─── RECORD SET

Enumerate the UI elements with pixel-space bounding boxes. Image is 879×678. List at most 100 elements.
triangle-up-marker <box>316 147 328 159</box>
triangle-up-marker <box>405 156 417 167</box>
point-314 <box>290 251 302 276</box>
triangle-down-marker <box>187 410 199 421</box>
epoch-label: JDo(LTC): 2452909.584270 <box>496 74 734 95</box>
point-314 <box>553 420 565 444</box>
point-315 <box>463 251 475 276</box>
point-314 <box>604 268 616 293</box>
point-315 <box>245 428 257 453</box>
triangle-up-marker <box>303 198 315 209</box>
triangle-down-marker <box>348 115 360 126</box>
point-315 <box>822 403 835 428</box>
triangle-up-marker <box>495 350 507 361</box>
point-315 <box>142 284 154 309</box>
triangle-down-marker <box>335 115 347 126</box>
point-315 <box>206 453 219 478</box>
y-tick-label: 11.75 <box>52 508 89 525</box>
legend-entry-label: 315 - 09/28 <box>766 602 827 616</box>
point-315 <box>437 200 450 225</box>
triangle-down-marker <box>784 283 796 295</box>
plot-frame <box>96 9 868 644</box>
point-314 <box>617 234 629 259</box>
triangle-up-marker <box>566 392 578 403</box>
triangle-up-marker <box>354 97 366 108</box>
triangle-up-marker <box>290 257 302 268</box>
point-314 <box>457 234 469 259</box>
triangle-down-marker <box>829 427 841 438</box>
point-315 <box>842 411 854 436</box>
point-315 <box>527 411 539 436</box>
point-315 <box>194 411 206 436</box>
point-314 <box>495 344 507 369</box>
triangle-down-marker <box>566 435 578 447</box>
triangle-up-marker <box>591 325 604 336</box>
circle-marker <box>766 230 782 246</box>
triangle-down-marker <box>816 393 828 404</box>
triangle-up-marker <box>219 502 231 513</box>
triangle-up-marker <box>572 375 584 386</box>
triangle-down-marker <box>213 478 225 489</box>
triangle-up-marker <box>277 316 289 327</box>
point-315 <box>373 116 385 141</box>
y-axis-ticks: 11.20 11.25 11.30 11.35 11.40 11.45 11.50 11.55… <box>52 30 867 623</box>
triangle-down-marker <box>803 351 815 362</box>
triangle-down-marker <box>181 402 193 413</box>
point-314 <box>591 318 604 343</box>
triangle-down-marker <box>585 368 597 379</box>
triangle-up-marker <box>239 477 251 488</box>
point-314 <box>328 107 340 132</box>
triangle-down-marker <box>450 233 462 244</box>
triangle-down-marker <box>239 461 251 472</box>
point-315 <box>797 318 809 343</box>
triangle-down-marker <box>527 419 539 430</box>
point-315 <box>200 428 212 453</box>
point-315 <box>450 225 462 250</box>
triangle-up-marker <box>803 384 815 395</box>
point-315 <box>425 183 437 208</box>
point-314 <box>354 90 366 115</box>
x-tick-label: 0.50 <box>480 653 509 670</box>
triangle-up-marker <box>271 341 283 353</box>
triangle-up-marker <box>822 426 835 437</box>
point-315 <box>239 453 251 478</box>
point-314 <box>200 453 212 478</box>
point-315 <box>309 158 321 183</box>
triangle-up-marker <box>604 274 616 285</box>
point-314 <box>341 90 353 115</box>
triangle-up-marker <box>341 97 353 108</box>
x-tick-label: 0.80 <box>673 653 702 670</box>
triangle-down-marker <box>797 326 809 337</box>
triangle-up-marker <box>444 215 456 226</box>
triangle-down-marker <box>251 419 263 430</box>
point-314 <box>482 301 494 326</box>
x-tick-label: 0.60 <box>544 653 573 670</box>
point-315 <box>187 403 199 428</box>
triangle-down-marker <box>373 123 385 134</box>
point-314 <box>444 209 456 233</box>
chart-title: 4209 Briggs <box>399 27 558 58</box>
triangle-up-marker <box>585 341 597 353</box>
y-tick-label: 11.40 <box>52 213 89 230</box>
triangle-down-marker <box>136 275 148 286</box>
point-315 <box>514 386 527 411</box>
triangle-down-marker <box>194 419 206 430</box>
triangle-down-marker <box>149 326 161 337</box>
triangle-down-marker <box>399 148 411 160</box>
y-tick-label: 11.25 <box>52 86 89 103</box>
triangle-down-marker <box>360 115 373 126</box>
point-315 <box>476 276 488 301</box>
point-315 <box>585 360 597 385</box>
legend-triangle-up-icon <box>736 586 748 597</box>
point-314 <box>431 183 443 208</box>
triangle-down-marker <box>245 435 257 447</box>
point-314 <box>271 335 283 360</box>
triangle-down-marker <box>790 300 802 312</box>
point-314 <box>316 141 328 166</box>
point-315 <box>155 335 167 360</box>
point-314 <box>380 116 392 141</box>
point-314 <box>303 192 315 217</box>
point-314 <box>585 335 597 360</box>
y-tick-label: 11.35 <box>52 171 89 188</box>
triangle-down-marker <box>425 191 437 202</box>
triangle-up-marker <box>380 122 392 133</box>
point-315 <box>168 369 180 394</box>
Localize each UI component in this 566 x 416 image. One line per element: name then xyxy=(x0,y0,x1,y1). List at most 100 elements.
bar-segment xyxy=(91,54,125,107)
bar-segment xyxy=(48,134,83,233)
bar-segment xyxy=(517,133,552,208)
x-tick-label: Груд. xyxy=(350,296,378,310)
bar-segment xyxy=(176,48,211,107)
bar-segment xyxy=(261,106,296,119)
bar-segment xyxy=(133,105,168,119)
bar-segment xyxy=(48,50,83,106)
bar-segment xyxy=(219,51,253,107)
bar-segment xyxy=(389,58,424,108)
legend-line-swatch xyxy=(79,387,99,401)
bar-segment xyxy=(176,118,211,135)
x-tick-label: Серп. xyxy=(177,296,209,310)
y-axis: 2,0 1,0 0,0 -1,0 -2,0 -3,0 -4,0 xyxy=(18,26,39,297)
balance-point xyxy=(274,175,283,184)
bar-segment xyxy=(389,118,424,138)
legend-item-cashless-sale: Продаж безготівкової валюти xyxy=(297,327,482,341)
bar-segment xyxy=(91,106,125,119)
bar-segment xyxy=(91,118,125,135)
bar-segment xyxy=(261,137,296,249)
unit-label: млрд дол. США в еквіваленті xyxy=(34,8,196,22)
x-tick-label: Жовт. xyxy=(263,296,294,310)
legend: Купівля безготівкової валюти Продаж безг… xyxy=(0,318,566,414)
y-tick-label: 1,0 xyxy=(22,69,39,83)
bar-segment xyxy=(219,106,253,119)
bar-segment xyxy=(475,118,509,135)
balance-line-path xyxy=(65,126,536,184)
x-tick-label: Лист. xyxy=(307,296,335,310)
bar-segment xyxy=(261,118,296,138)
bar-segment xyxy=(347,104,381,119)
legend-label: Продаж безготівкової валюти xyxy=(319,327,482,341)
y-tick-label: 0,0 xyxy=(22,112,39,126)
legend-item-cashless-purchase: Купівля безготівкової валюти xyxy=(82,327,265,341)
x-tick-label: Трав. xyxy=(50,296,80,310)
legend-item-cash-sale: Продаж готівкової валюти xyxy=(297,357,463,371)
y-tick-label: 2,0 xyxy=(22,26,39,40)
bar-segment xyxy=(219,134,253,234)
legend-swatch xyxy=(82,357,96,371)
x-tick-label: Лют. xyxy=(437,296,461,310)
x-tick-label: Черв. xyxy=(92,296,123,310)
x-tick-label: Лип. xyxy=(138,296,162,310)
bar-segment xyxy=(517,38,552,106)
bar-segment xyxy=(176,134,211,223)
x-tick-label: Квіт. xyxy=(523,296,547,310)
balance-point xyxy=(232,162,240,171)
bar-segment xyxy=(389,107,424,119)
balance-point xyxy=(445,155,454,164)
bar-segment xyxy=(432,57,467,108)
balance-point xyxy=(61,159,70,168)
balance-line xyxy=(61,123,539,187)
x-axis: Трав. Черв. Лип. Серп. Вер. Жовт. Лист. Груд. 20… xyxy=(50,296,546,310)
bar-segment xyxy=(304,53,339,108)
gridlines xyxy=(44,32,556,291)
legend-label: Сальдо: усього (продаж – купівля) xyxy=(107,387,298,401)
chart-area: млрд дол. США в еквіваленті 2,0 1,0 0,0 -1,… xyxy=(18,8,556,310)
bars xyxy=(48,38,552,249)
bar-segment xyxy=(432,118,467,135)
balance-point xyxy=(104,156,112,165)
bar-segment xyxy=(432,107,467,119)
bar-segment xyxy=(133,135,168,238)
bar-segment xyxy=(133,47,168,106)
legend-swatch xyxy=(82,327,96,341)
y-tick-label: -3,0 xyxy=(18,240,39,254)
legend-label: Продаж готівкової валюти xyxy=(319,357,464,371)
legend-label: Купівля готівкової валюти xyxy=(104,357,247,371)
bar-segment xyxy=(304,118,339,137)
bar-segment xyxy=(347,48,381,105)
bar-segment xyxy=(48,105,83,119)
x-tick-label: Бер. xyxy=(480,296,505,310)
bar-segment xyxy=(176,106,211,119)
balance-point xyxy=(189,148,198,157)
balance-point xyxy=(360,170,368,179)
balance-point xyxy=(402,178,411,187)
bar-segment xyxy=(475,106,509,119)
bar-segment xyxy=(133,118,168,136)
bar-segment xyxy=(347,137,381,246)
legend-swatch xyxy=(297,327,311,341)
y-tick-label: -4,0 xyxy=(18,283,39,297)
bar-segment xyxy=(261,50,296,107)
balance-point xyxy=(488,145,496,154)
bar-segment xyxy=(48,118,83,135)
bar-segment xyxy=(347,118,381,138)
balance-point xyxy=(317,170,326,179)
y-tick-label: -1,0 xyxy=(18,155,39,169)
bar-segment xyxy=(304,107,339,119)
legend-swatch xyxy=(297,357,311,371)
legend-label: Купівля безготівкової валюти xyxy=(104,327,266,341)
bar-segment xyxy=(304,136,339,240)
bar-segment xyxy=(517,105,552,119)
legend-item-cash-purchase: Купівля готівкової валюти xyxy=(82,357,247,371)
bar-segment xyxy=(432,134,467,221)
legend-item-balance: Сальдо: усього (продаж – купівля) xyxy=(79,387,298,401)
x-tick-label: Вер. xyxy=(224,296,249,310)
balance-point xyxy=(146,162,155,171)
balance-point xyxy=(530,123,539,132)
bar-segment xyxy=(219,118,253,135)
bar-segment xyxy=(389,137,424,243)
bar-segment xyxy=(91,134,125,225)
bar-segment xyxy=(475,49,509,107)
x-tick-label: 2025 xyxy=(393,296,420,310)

──────

## YOUR GOAL
Give every line from the start of the rows up to and including the line with "point-315 <box>527 411 539 436</box>" as a Markdown table with the columns No. and Entry. Number each line and leave out blank lines.

## EXERCISE SOLUTION
| No. | Entry |
|---|---|
| 1 | Enumerate the UI elements with pixel-space bounding boxes. Image is 879×678. List at most 100 elements. |
| 2 | triangle-up-marker <box>316 147 328 159</box> |
| 3 | triangle-up-marker <box>405 156 417 167</box> |
| 4 | point-314 <box>290 251 302 276</box> |
| 5 | triangle-down-marker <box>187 410 199 421</box> |
| 6 | epoch-label: JDo(LTC): 2452909.584270 <box>496 74 734 95</box> |
| 7 | point-314 <box>553 420 565 444</box> |
| 8 | point-315 <box>463 251 475 276</box> |
| 9 | point-314 <box>604 268 616 293</box> |
| 10 | point-315 <box>245 428 257 453</box> |
| 11 | triangle-up-marker <box>303 198 315 209</box> |
| 12 | triangle-down-marker <box>348 115 360 126</box> |
| 13 | point-315 <box>822 403 835 428</box> |
| 14 | triangle-up-marker <box>495 350 507 361</box> |
| 15 | point-315 <box>142 284 154 309</box> |
| 16 | triangle-down-marker <box>335 115 347 126</box> |
| 17 | point-315 <box>206 453 219 478</box> |
| 18 | y-tick-label: 11.75 <box>52 508 89 525</box> |
| 19 | legend-entry-label: 315 - 09/28 <box>766 602 827 616</box> |
| 20 | point-315 <box>437 200 450 225</box> |
| 21 | triangle-down-marker <box>784 283 796 295</box> |
| 22 | plot-frame <box>96 9 868 644</box> |
| 23 | point-314 <box>617 234 629 259</box> |
| 24 | triangle-up-marker <box>566 392 578 403</box> |
| 25 | triangle-up-marker <box>354 97 366 108</box> |
| 26 | triangle-up-marker <box>290 257 302 268</box> |
| 27 | point-314 <box>457 234 469 259</box> |
| 28 | triangle-down-marker <box>829 427 841 438</box> |
| 29 | point-315 <box>842 411 854 436</box> |
| 30 | point-315 <box>527 411 539 436</box> |